*** Entries
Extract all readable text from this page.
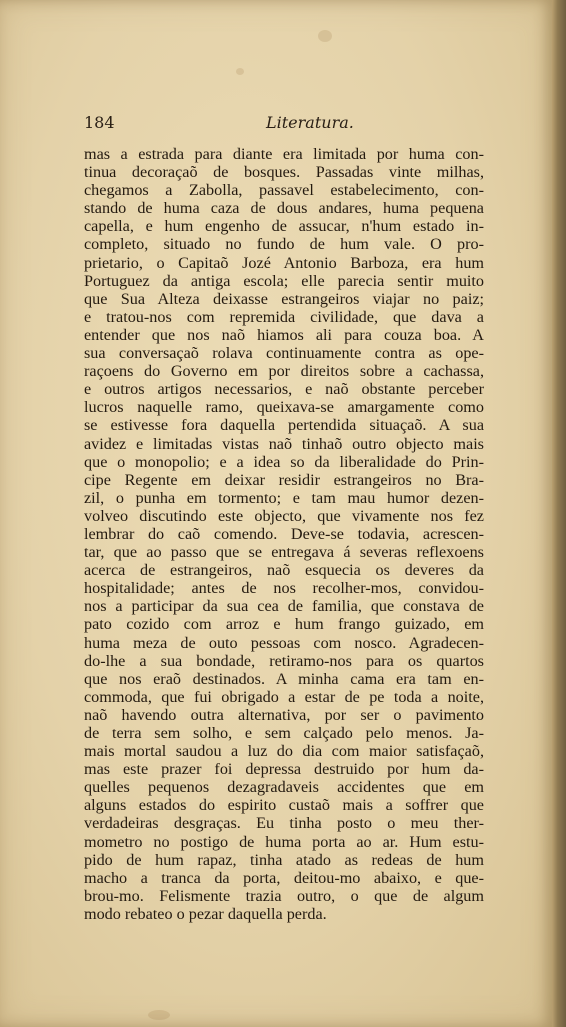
184	Literatura.
mas a estrada para diante era limitada por huma con-
tinua decoraçaõ de bosques. Passadas vinte milhas,
chegamos a Zabolla, passavel estabelecimento, con-
stando de huma caza de dous andares, huma pequena
capella, e hum engenho de assucar, n'hum estado in-
completo, situado no fundo de hum vale. O pro-
prietario, o Capitaõ Jozé Antonio Barboza, era hum
Portuguez da antiga escola; elle parecia sentir muito
que Sua Alteza deixasse estrangeiros viajar no paiz;
e tratou-nos com repremida civilidade, que dava a
entender que nos naõ hiamos ali para couza boa. A
sua conversaçaõ rolava continuamente contra as ope-
raçoens do Governo em por direitos sobre a cachassa,
e outros artigos necessarios, e naõ obstante perceber
lucros naquelle ramo, queixava-se amargamente como
se estivesse fora daquella pertendida situaçaõ. A sua
avidez e limitadas vistas naõ tinhaõ outro objecto mais
que o monopolio; e a idea so da liberalidade do Prin-
cipe Regente em deixar residir estrangeiros no Bra-
zil, o punha em tormento; e tam mau humor dezen-
volveo discutindo este objecto, que vivamente nos fez
lembrar do caõ comendo. Deve-se todavia, acrescen-
tar, que ao passo que se entregava á severas reflexoens
acerca de estrangeiros, naõ esquecia os deveres da
hospitalidade; antes de nos recolher-mos, convidou-
nos a participar da sua cea de familia, que constava de
pato cozido com arroz e hum frango guizado, em
huma meza de outo pessoas com nosco. Agradecen-
do-lhe a sua bondade, retiramo-nos para os quartos
que nos eraõ destinados. A minha cama era tam en-
commoda, que fui obrigado a estar de pe toda a noite,
naõ havendo outra alternativa, por ser o pavimento
de terra sem solho, e sem calçado pelo menos. Ja-
mais mortal saudou a luz do dia com maior satisfaçaõ,
mas este prazer foi depressa destruido por hum da-
quelles pequenos dezagradaveis accidentes que em
alguns estados do espirito custaõ mais a soffrer que
verdadeiras desgraças. Eu tinha posto o meu ther-
mometro no postigo de huma porta ao ar. Hum estu-
pido de hum rapaz, tinha atado as redeas de hum
macho a tranca da porta, deitou-mo abaixo, e que-
brou-mo. Felismente trazia outro, o que de algum
modo rebateo o pezar daquella perda.
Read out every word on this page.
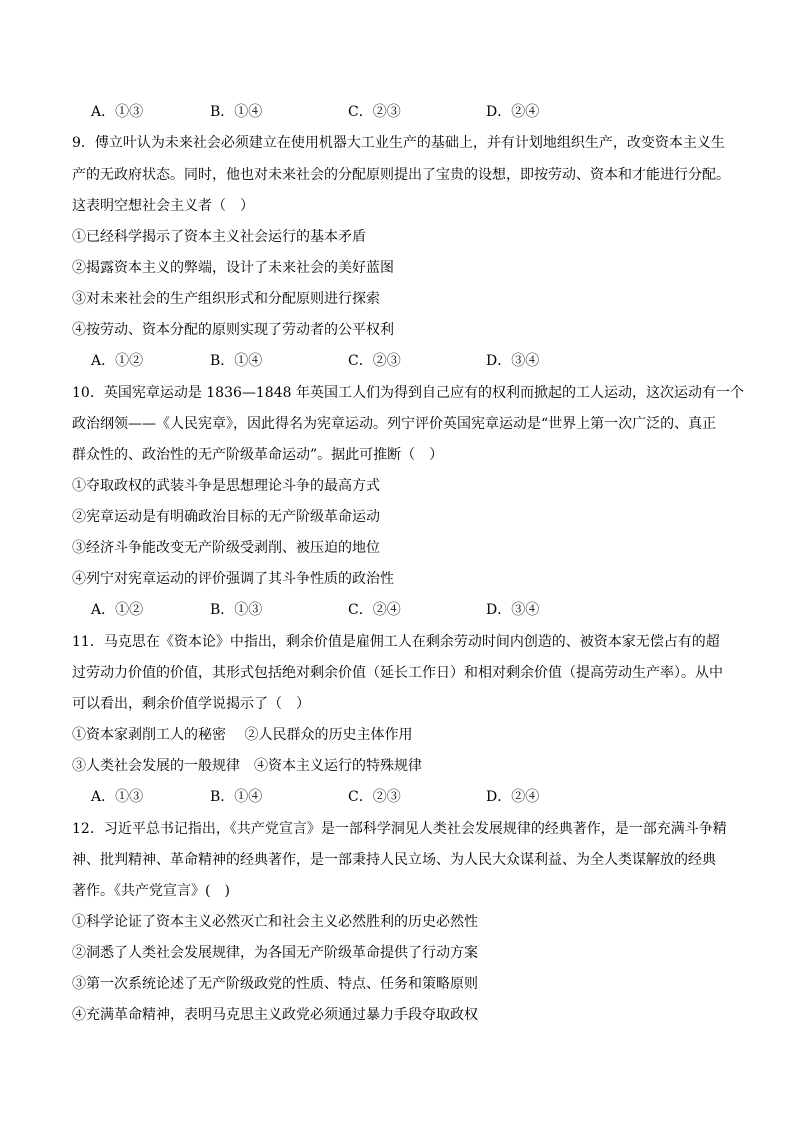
A．①③	B．①④	C．②③	D．②④
9．傅立叶认为未来社会必须建立在使用机器大工业生产的基础上，并有计划地组织生产，改变资本主义生
产的无政府状态。同时，他也对未来社会的分配原则提出了宝贵的设想，即按劳动、资本和才能进行分配。
这表明空想社会主义者（　）
①已经科学揭示了资本主义社会运行的基本矛盾
②揭露资本主义的弊端，设计了未来社会的美好蓝图
③对未来社会的生产组织形式和分配原则进行探索
④按劳动、资本分配的原则实现了劳动者的公平权利
A．①②	B．①④	C．②③	D．③④
10．英国宪章运动是 1836—1848 年英国工人们为得到自己应有的权利而掀起的工人运动，这次运动有一个
政治纲领——《人民宪章》，因此得名为宪章运动。列宁评价英国宪章运动是“世界上第一次广泛的、真正
群众性的、政治性的无产阶级革命运动”。据此可推断（　）
①夺取政权的武装斗争是思想理论斗争的最高方式
②宪章运动是有明确政治目标的无产阶级革命运动
③经济斗争能改变无产阶级受剥削、被压迫的地位
④列宁对宪章运动的评价强调了其斗争性质的政治性
A．①②	B．①③	C．②④	D．③④
11．马克思在《资本论》中指出，剩余价值是雇佣工人在剩余劳动时间内创造的、被资本家无偿占有的超
过劳动力价值的价值，其形式包括绝对剩余价值（延长工作日）和相对剩余价值（提高劳动生产率）。从中
可以看出，剩余价值学说揭示了（　）
①资本家剥削工人的秘密　 ②人民群众的历史主体作用
③人类社会发展的一般规律　④资本主义运行的特殊规律
A．①③	B．①④	C．②③	D．②④
12．习近平总书记指出，《共产党宣言》是一部科学洞见人类社会发展规律的经典著作，是一部充满斗争精
神、批判精神、革命精神的经典著作，是一部秉持人民立场、为人民大众谋利益、为全人类谋解放的经典
著作。《共产党宣言》(　)
①科学论证了资本主义必然灭亡和社会主义必然胜利的历史必然性
②洞悉了人类社会发展规律，为各国无产阶级革命提供了行动方案
③第一次系统论述了无产阶级政党的性质、特点、任务和策略原则
④充满革命精神，表明马克思主义政党必须通过暴力手段夺取政权
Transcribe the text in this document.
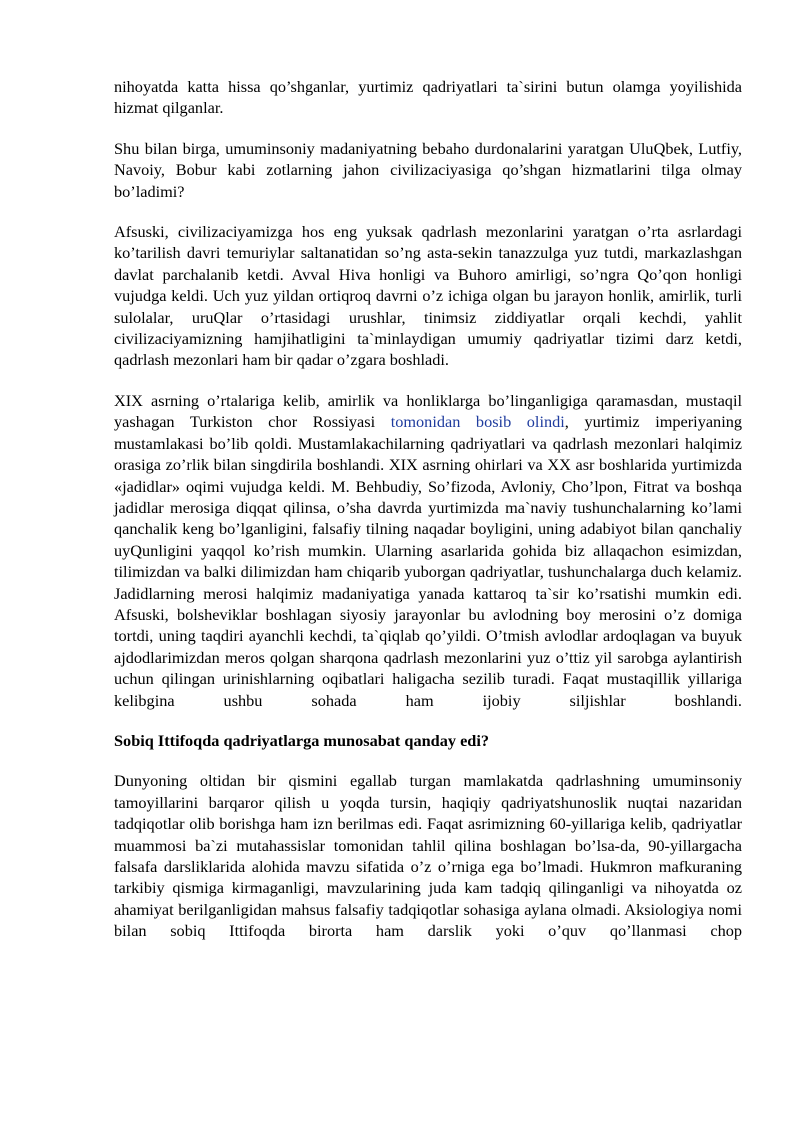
nihoyatda katta hissa qo’shganlar, yurtimiz qadriyatlari ta`sirini butun olamga yoyilishida hizmat qilganlar.

Shu bilan birga, umuminsoniy madaniyatning bebaho durdonalarini yaratgan UluQbek, Lutfiy, Navoiy, Bobur kabi zotlarning jahon civilizaciyasiga qo’shgan hizmatlarini tilga olmay bo’ladimi?

Afsuski, civilizaciyamizga hos eng yuksak qadrlash mezonlarini yaratgan o’rta asrlardagi ko’tarilish davri temuriylar saltanatidan so’ng asta-sekin tanazzulga yuz tutdi, markazlashgan davlat parchalanib ketdi. Avval Hiva honligi va Buhoro amirligi, so’ngra Qo’qon honligi vujudga keldi. Uch yuz yildan ortiqroq davrni o’z ichiga olgan bu jarayon honlik, amirlik, turli sulolalar, uruQlar o’rtasidagi urushlar, tinimsiz ziddiyatlar orqali kechdi, yahlit civilizaciyamizning hamjihatligini ta`minlaydigan umumiy qadriyatlar tizimi darz ketdi, qadrlash mezonlari ham bir qadar o’zgara boshladi.

XIX asrning o’rtalariga kelib, amirlik va honliklarga bo’linganligiga qaramasdan, mustaqil yashagan Turkiston chor Rossiyasi tomonidan bosib olindi, yurtimiz imperiyaning mustamlakasi bo’lib qoldi. Mustamlakachilarning qadriyatlari va qadrlash mezonlari halqimiz orasiga zo’rlik bilan singdirila boshlandi. XIX asrning ohirlari va XX asr boshlarida yurtimizda «jadidlar» oqimi vujudga keldi. M. Behbudiy, So’fizoda, Avloniy, Cho’lpon, Fitrat va boshqa jadidlar merosiga diqqat qilinsa, o’sha davrda yurtimizda ma`naviy tushunchalarning ko’lami qanchalik keng bo’lganligini, falsafiy tilning naqadar boyligini, uning adabiyot bilan qanchaliy uyQunligini yaqqol ko’rish mumkin. Ularning asarlarida gohida biz allaqachon esimizdan, tilimizdan va balki dilimizdan ham chiqarib yuborgan qadriyatlar, tushunchalarga duch kelamiz. Jadidlarning merosi halqimiz madaniyatiga yanada kattaroq ta`sir ko’rsatishi mumkin edi. Afsuski, bolsheviklar boshlagan siyosiy jarayonlar bu avlodning boy merosini o’z domiga tortdi, uning taqdiri ayanchli kechdi, ta`qiqlab qo’yildi. O’tmish avlodlar ardoqlagan va buyuk ajdodlarimizdan meros qolgan sharqona qadrlash mezonlarini yuz o’ttiz yil sarobga aylantirish uchun qilingan urinishlarning oqibatlari haligacha sezilib turadi. Faqat mustaqillik yillariga kelibgina ushbu sohada ham ijobiy siljishlar boshlandi.

Sobiq Ittifoqda qadriyatlarga munosabat qanday edi?

Dunyoning oltidan bir qismini egallab turgan mamlakatda qadrlashning umuminsoniy tamoyillarini barqaror qilish u yoqda tursin, haqiqiy qadriyatshunoslik nuqtai nazaridan tadqiqotlar olib borishga ham izn berilmas edi. Faqat asrimizning 60-yillariga kelib, qadriyatlar muammosi ba`zi mutahassislar tomonidan tahlil qilina boshlagan bo’lsa-da, 90-yillargacha falsafa darsliklarida alohida mavzu sifatida o’z o’rniga ega bo’lmadi. Hukmron mafkuraning tarkibiy qismiga kirmaganligi, mavzularining juda kam tadqiq qilinganligi va nihoyatda oz ahamiyat berilganligidan mahsus falsafiy tadqiqotlar sohasiga aylana olmadi. Aksiologiya nomi bilan sobiq Ittifoqda birorta ham darslik yoki o’quv qo’llanmasi chop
******
▸ **Task to carry out**:
Collect the lines that hold "this".

▸ **In response**:
Extract all readable text from this page.
Read out every word on this page.
Transcribe the text in this document.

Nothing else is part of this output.